### Direction
Every line with the string "pmol" should be gathered.
· · · ·
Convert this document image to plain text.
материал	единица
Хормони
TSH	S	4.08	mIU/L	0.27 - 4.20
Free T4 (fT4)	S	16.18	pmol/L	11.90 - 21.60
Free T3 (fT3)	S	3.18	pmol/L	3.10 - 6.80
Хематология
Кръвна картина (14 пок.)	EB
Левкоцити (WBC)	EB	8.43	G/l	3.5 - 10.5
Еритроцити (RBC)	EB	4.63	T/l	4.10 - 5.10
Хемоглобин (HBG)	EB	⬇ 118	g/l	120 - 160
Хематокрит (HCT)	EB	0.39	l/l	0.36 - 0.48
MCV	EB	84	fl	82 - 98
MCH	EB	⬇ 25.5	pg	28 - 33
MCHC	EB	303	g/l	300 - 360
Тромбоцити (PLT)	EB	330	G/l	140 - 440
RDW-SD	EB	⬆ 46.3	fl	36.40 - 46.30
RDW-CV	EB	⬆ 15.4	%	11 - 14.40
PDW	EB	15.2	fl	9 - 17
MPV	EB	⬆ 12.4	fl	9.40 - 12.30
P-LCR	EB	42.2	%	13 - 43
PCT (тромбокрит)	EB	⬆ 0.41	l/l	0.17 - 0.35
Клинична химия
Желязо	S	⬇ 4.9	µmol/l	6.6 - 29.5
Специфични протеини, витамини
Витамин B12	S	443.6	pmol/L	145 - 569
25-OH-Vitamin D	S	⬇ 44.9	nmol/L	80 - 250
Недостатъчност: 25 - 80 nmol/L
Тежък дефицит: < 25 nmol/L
· · · ·
### Worked answer
Free T4 (fT4)	S	16.18	pmol/L	11.90 - 21.60
Free T3 (fT3)	S	3.18	pmol/L	3.10 - 6.80
Витамин B12	S	443.6	pmol/L	145 - 569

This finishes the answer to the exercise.